## WHAT IS NEEDED
State how many lines contain "Total", and write nothing except that count.

## DATA SUPPLIED
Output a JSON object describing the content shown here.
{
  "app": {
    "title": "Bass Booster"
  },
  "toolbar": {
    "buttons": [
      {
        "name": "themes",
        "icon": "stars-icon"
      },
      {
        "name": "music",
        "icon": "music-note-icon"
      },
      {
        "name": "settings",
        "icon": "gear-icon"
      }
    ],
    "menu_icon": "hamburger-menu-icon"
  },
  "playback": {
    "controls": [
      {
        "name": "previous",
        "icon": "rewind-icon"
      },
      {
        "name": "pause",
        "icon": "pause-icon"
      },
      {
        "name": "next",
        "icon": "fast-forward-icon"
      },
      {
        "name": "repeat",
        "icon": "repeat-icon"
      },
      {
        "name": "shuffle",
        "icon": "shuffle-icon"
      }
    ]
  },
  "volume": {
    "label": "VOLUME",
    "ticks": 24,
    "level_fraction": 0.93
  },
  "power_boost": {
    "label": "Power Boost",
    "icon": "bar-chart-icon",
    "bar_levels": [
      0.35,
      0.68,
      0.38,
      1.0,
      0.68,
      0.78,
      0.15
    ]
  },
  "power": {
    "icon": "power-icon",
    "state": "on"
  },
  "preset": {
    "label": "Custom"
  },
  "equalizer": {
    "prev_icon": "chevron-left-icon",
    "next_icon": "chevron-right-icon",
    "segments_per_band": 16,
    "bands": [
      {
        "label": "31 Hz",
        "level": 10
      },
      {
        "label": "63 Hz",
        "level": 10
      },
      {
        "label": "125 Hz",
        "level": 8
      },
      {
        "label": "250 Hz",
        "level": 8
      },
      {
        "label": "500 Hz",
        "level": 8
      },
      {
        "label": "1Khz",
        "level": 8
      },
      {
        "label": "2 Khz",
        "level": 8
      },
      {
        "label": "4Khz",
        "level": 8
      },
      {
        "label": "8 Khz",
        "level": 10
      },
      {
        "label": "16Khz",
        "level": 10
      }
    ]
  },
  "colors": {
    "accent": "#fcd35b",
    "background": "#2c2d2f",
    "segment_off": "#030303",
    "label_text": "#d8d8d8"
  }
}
--
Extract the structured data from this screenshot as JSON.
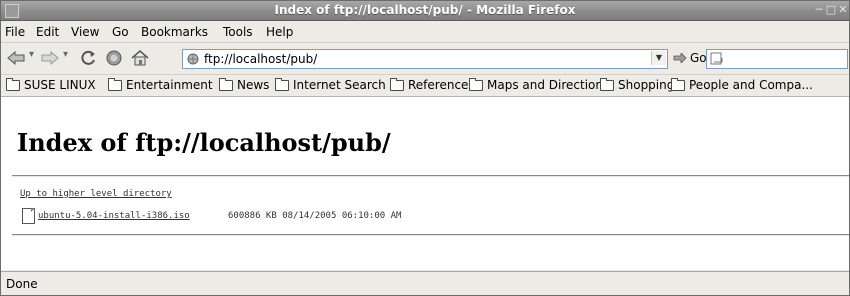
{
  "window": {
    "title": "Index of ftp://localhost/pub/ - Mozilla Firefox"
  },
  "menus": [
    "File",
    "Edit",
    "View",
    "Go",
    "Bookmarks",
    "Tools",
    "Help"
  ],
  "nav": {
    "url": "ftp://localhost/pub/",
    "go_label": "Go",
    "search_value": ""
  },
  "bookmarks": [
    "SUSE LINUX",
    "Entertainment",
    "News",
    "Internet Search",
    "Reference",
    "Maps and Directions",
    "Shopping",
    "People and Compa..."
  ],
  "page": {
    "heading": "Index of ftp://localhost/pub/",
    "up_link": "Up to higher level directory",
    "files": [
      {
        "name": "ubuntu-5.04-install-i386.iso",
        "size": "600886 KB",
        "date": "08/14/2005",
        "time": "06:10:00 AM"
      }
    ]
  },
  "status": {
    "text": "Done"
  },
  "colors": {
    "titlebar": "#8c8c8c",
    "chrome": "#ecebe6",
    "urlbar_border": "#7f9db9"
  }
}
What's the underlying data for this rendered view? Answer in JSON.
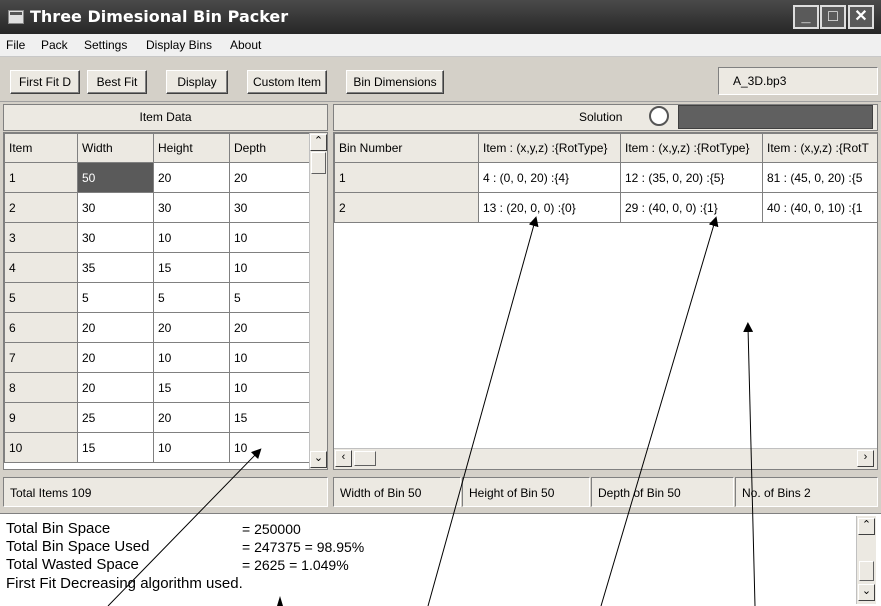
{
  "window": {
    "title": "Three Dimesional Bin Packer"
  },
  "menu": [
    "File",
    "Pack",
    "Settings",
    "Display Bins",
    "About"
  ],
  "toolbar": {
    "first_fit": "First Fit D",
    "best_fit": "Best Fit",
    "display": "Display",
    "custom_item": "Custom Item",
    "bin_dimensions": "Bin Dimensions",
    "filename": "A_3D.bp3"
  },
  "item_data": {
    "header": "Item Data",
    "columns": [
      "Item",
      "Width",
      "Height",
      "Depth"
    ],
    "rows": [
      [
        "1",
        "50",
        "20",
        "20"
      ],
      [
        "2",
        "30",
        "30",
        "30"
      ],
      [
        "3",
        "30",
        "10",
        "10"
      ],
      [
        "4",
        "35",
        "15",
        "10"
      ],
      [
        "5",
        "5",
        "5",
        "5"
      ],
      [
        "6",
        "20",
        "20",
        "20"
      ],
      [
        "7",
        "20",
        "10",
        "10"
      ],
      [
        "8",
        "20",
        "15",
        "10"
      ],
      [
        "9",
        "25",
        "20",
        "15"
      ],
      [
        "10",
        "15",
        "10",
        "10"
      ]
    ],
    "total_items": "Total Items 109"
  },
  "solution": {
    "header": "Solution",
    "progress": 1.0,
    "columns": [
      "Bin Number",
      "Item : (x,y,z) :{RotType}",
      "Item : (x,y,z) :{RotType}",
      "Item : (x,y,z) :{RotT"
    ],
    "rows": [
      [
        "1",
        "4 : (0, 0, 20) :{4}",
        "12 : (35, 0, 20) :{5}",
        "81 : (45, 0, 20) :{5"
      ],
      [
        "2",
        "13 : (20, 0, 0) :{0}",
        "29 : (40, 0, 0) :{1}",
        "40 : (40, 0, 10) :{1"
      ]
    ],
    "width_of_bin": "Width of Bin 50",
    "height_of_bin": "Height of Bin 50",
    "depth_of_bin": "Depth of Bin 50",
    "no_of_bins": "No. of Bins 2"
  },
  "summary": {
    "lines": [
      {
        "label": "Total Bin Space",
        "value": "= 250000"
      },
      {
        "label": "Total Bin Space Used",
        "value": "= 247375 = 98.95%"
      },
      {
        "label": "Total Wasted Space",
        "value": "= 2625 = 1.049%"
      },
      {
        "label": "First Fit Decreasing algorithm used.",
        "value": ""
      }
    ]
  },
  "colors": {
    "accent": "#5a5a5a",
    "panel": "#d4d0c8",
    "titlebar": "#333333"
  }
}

## RIGHT ANSWER
4